GIVEN DATA >>
— BEGIN —

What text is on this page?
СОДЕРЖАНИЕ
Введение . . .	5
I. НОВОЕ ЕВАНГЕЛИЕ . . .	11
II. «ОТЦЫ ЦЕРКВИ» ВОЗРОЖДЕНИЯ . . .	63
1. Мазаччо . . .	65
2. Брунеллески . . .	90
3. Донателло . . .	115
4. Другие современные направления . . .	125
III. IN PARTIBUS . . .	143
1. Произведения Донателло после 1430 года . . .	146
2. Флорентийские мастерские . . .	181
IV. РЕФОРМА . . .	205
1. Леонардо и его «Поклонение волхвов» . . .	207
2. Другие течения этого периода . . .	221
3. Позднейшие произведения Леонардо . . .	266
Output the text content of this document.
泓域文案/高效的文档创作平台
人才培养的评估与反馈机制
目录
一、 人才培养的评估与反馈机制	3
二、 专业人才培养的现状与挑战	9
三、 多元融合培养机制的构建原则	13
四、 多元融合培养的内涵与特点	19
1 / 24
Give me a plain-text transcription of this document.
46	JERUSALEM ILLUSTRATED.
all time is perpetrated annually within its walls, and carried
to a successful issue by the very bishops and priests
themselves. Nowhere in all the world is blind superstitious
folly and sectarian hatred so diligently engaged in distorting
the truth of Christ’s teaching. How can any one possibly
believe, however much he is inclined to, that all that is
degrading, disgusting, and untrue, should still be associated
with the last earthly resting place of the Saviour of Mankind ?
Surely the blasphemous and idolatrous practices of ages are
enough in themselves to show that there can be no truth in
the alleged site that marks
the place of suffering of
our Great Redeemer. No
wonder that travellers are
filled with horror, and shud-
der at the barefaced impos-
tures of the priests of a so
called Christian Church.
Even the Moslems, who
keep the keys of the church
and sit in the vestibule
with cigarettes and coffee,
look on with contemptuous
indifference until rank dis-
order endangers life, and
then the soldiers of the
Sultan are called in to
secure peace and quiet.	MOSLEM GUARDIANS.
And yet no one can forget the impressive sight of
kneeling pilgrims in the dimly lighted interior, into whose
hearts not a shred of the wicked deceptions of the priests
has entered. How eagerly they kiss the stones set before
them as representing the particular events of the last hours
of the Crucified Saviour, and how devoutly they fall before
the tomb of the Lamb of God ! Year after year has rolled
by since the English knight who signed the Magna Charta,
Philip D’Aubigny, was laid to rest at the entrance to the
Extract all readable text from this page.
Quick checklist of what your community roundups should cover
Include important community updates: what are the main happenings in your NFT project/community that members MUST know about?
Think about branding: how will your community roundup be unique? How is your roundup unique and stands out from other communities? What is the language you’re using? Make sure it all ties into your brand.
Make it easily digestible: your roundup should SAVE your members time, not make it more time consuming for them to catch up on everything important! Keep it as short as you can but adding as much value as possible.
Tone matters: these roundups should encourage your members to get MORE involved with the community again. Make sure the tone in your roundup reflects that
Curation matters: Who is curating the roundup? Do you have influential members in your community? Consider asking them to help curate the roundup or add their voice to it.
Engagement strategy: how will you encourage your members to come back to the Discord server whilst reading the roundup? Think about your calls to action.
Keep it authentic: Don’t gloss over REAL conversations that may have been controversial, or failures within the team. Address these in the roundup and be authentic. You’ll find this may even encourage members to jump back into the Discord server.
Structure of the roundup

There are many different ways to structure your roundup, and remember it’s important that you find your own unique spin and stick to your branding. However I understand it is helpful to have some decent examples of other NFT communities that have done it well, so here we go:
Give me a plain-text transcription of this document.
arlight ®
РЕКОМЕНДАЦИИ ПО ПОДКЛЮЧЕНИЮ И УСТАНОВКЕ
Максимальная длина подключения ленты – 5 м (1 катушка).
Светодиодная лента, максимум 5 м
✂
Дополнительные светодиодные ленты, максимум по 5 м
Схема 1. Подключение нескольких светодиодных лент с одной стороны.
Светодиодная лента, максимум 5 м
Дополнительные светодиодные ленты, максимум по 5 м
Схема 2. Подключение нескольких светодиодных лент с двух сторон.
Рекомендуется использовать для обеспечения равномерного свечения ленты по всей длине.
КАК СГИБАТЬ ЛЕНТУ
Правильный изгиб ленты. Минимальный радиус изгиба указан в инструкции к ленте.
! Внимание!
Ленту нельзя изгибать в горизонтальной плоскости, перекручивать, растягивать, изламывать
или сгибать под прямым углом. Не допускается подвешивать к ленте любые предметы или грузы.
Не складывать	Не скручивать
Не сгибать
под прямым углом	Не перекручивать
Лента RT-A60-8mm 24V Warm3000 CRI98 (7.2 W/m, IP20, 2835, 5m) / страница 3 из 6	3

— END —

EXERCISE >>
Return every line from the records above that holds the word "last".

OUTPUT OF THE TASK >>
with the last earthly resting place of the Saviour of Mankind ?
them as representing the particular events of the last hours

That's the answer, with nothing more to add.